## [Material to process]
# # # # #

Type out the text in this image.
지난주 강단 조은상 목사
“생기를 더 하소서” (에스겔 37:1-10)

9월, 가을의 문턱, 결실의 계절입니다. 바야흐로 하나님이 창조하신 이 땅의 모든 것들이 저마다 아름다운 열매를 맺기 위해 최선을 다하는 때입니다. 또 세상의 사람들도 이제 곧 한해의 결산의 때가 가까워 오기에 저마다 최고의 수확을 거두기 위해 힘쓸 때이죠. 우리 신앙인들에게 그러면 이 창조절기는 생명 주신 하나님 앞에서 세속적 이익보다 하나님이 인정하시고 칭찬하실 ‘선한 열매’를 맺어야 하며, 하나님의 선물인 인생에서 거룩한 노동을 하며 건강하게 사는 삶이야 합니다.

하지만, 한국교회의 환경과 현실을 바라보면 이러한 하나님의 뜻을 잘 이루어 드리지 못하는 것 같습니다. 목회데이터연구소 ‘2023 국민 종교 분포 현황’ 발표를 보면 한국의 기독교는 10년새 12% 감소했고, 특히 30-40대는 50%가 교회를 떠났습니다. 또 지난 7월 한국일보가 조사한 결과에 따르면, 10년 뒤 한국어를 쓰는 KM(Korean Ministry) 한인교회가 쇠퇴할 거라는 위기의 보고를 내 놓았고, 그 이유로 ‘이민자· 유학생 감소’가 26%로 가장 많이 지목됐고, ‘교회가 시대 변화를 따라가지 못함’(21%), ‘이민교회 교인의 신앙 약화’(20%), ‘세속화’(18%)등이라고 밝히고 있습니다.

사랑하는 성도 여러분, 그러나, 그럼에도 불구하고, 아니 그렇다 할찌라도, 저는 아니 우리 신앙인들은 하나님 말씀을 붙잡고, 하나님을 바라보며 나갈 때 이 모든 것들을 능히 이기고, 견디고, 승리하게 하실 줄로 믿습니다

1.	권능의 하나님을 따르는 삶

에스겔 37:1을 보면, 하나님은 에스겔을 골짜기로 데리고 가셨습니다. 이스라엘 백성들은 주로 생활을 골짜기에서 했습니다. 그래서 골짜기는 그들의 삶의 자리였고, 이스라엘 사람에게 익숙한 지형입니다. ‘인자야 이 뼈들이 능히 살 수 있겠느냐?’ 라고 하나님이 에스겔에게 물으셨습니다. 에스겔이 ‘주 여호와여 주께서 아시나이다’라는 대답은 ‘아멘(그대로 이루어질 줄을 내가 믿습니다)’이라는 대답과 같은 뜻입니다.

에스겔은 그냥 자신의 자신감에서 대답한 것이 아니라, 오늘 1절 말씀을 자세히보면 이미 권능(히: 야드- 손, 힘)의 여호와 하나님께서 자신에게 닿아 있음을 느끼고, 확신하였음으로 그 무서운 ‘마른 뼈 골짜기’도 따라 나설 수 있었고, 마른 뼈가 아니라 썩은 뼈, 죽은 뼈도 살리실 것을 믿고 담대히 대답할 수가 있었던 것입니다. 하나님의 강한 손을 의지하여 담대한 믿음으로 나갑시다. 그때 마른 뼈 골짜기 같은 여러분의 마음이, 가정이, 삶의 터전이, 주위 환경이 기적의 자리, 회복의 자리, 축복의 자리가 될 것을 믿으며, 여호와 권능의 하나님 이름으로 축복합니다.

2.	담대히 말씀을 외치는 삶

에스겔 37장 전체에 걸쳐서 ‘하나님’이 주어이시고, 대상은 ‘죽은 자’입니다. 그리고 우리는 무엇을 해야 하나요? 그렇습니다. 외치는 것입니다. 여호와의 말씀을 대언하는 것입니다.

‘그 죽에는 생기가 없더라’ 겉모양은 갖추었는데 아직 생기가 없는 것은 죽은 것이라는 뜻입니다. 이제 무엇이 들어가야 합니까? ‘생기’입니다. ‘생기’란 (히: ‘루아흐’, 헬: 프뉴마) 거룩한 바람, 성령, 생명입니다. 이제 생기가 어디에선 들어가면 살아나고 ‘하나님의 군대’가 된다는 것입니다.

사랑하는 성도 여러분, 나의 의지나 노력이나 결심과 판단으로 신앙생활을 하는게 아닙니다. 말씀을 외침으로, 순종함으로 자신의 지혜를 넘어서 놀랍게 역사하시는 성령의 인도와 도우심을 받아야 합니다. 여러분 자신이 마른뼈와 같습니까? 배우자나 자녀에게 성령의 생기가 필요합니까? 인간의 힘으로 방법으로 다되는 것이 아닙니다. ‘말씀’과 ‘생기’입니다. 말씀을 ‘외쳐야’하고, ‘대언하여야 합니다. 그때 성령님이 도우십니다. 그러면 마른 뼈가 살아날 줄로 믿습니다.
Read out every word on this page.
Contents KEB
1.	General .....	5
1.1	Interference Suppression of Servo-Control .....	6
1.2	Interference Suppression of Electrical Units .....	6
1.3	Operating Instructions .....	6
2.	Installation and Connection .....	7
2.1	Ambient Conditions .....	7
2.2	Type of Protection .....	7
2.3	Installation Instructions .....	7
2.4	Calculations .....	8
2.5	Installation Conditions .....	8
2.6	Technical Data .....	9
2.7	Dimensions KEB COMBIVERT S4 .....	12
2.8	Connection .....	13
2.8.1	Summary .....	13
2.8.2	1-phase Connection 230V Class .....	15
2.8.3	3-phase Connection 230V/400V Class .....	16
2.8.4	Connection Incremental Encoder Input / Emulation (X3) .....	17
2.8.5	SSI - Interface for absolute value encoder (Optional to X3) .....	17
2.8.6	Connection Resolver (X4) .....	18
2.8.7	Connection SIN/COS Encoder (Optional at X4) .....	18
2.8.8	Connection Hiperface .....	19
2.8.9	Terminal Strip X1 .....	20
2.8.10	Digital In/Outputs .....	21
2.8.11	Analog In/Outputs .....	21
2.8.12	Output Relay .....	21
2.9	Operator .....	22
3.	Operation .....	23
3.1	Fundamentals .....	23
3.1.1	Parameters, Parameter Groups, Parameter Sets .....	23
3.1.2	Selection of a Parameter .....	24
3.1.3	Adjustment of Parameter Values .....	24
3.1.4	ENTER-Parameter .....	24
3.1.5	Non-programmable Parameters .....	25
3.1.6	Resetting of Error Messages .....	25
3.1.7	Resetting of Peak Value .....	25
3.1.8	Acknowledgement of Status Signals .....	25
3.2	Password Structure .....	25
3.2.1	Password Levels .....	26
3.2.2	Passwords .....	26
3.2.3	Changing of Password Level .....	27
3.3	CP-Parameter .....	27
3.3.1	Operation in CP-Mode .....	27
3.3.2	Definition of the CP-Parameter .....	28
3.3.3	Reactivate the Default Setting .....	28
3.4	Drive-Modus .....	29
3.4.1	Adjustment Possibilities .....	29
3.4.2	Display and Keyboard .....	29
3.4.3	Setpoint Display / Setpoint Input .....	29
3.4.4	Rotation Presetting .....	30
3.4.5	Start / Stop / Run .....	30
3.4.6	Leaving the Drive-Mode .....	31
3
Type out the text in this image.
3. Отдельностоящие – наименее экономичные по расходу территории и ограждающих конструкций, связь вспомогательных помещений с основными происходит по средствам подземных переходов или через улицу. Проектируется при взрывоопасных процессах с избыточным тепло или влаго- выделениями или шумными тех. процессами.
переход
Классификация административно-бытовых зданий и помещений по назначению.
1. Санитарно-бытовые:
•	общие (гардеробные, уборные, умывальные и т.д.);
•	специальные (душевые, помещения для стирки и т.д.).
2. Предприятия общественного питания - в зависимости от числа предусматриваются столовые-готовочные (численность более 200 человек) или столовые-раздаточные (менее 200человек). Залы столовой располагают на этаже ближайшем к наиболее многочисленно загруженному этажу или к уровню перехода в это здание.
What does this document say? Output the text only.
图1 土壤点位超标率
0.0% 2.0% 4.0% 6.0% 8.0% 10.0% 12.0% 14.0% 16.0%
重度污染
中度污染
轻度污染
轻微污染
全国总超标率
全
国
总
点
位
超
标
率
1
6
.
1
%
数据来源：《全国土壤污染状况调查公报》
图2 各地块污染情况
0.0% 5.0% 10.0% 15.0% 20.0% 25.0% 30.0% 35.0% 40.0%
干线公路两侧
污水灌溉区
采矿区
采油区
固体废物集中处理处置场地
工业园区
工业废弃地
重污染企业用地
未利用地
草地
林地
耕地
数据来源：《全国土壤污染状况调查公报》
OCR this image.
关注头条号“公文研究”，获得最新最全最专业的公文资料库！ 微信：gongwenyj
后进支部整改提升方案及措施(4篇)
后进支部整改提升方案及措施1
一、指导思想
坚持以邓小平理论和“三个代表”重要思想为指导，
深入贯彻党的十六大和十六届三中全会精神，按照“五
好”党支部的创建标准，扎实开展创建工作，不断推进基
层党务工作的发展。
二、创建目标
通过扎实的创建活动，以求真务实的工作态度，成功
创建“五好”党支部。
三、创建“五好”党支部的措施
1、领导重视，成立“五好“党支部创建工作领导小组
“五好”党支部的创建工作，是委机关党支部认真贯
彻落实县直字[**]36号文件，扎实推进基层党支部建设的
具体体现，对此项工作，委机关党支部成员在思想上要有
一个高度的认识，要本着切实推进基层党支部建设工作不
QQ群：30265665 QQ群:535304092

# # # # #

## [Objective]
Copy each line above containing the string "Optional".

## [Expected output]
2.8.5	SSI - Interface for absolute value encoder (Optional to X3) .....	17
2.8.7	Connection SIN/COS Encoder (Optional at X4) .....	18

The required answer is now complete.